Exercise objective
Could you return, word for word, the lines of the items below from the line with "heatmap-cell <box>161 623 221 643</box>" to the line with "heatmap-cell <box>618 623 678 643</box>", both of those lines included?

Given data
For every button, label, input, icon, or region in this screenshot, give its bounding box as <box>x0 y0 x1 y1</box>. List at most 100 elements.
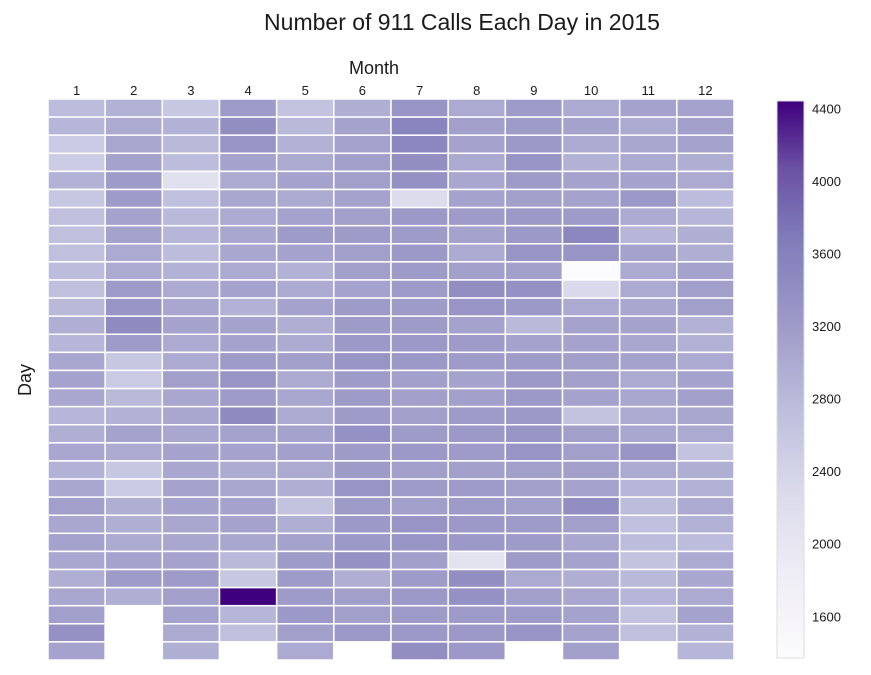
heatmap-cell <box>161 623 221 643</box>
heatmap-cell <box>333 550 392 571</box>
heatmap-cell <box>218 152 278 173</box>
heatmap-cell <box>47 279 106 299</box>
heatmap-cell <box>161 134 221 155</box>
colorbar-tick-label: 2000 <box>812 537 841 552</box>
heatmap-cell <box>561 604 621 625</box>
heatmap-cell <box>275 279 335 299</box>
heatmap-cell <box>161 261 221 281</box>
heatmap-cell <box>275 532 335 553</box>
heatmap-cell <box>275 206 335 227</box>
heatmap-cell <box>104 442 164 462</box>
x-tick-label: 10 <box>584 83 598 98</box>
heatmap-cell <box>676 152 735 173</box>
heatmap-cell <box>47 224 106 245</box>
heatmap-cell <box>218 243 278 263</box>
heatmap-cell <box>161 152 221 173</box>
heatmap-cell <box>504 279 564 299</box>
heatmap-cell <box>447 188 507 209</box>
heatmap-cell <box>218 297 278 317</box>
heatmap-cell <box>618 387 678 408</box>
heatmap-cell <box>504 550 564 571</box>
heatmap-cell <box>618 170 678 191</box>
heatmap-cell <box>104 496 164 516</box>
heatmap-cell <box>275 315 335 336</box>
heatmap-cell <box>161 369 221 390</box>
heatmap-cell <box>618 623 678 643</box>
heatmap-cell <box>104 387 164 408</box>
heatmap-cell <box>218 206 278 227</box>
heatmap-cell <box>47 496 106 516</box>
heatmap-cell <box>618 116 678 136</box>
heatmap-cell <box>161 188 221 209</box>
heatmap-cell <box>561 261 621 281</box>
heatmap-cell <box>218 188 278 209</box>
heatmap-cell <box>218 623 278 643</box>
heatmap-cell <box>504 134 564 155</box>
heatmap-cell <box>504 496 564 516</box>
heatmap-cell <box>218 550 278 571</box>
heatmap-cell <box>676 170 735 191</box>
heatmap-cell <box>104 623 164 643</box>
heatmap-cell <box>561 152 621 173</box>
heatmap-cell <box>47 387 106 408</box>
heatmap-cell <box>618 279 678 299</box>
heatmap-cell <box>333 351 392 372</box>
colorbar-tick-label: 3200 <box>812 319 841 334</box>
heatmap-cell <box>618 496 678 516</box>
heatmap-cell <box>561 279 621 299</box>
heatmap-cell <box>676 261 735 281</box>
heatmap-cell <box>161 206 221 227</box>
heatmap-cell <box>47 98 106 118</box>
heatmap-cell <box>676 478 735 498</box>
heatmap-cell <box>47 188 106 209</box>
heatmap-cell <box>161 279 221 299</box>
heatmap-cell <box>333 496 392 516</box>
heatmap-cell <box>561 405 621 426</box>
heatmap-cell <box>561 170 621 191</box>
heatmap-cell <box>504 315 564 336</box>
heatmap-cell <box>390 623 449 643</box>
heatmap-cell <box>676 206 735 227</box>
heatmap-cell <box>218 478 278 498</box>
heatmap-cell <box>618 532 678 553</box>
heatmap-cell <box>561 442 621 462</box>
heatmap-cell <box>275 116 335 136</box>
heatmap-cell <box>447 405 507 426</box>
heatmap-cell <box>390 188 449 209</box>
colorbar-tick-label: 1600 <box>812 609 841 624</box>
colorbar-tick-labels: 1600 2000 2400 2800 3200 3600 4000 4400 <box>812 101 841 624</box>
heatmap-cell <box>161 333 221 354</box>
heatmap-cell <box>47 586 106 607</box>
colorbar <box>776 100 805 659</box>
heatmap-cell <box>275 460 335 480</box>
heatmap-cell <box>447 586 507 607</box>
heatmap-cell <box>561 134 621 155</box>
heatmap-cell <box>218 116 278 136</box>
heatmap-cell <box>218 423 278 444</box>
heatmap-cell <box>47 152 106 173</box>
heatmap-cell <box>561 351 621 372</box>
heatmap-cell <box>504 224 564 245</box>
heatmap-cell <box>275 586 335 607</box>
heatmap-cell <box>618 152 678 173</box>
heatmap-cell <box>618 423 678 444</box>
heatmap-cell <box>504 261 564 281</box>
heatmap-cell <box>676 333 735 354</box>
heatmap-cell <box>676 641 735 661</box>
heatmap-cell <box>561 333 621 354</box>
heatmap-cell <box>104 188 164 209</box>
heatmap-cell <box>161 98 221 118</box>
x-axis-title: Month <box>349 58 399 78</box>
heatmap-cell <box>676 604 735 625</box>
heatmap-cell <box>390 532 449 553</box>
heatmap-cell <box>676 351 735 372</box>
heatmap-cell <box>104 405 164 426</box>
heatmap-cell <box>104 261 164 281</box>
heatmap-cell <box>218 405 278 426</box>
heatmap-cell <box>47 351 106 372</box>
heatmap-cell <box>676 387 735 408</box>
heatmap-cell <box>447 641 507 661</box>
heatmap-cells <box>47 98 735 661</box>
heatmap-cell <box>447 604 507 625</box>
heatmap-cell <box>47 442 106 462</box>
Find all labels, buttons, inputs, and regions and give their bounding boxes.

Correct response
heatmap-cell <box>161 623 221 643</box>
heatmap-cell <box>333 550 392 571</box>
heatmap-cell <box>218 152 278 173</box>
heatmap-cell <box>47 279 106 299</box>
heatmap-cell <box>161 134 221 155</box>
colorbar-tick-label: 2000 <box>812 537 841 552</box>
heatmap-cell <box>561 604 621 625</box>
heatmap-cell <box>275 279 335 299</box>
heatmap-cell <box>161 261 221 281</box>
heatmap-cell <box>275 532 335 553</box>
heatmap-cell <box>275 206 335 227</box>
heatmap-cell <box>104 442 164 462</box>
x-tick-label: 10 <box>584 83 598 98</box>
heatmap-cell <box>676 152 735 173</box>
heatmap-cell <box>47 224 106 245</box>
heatmap-cell <box>218 243 278 263</box>
heatmap-cell <box>161 152 221 173</box>
heatmap-cell <box>504 279 564 299</box>
heatmap-cell <box>447 188 507 209</box>
heatmap-cell <box>218 297 278 317</box>
heatmap-cell <box>618 387 678 408</box>
heatmap-cell <box>504 550 564 571</box>
heatmap-cell <box>618 170 678 191</box>
heatmap-cell <box>104 496 164 516</box>
heatmap-cell <box>275 315 335 336</box>
heatmap-cell <box>161 369 221 390</box>
heatmap-cell <box>618 623 678 643</box>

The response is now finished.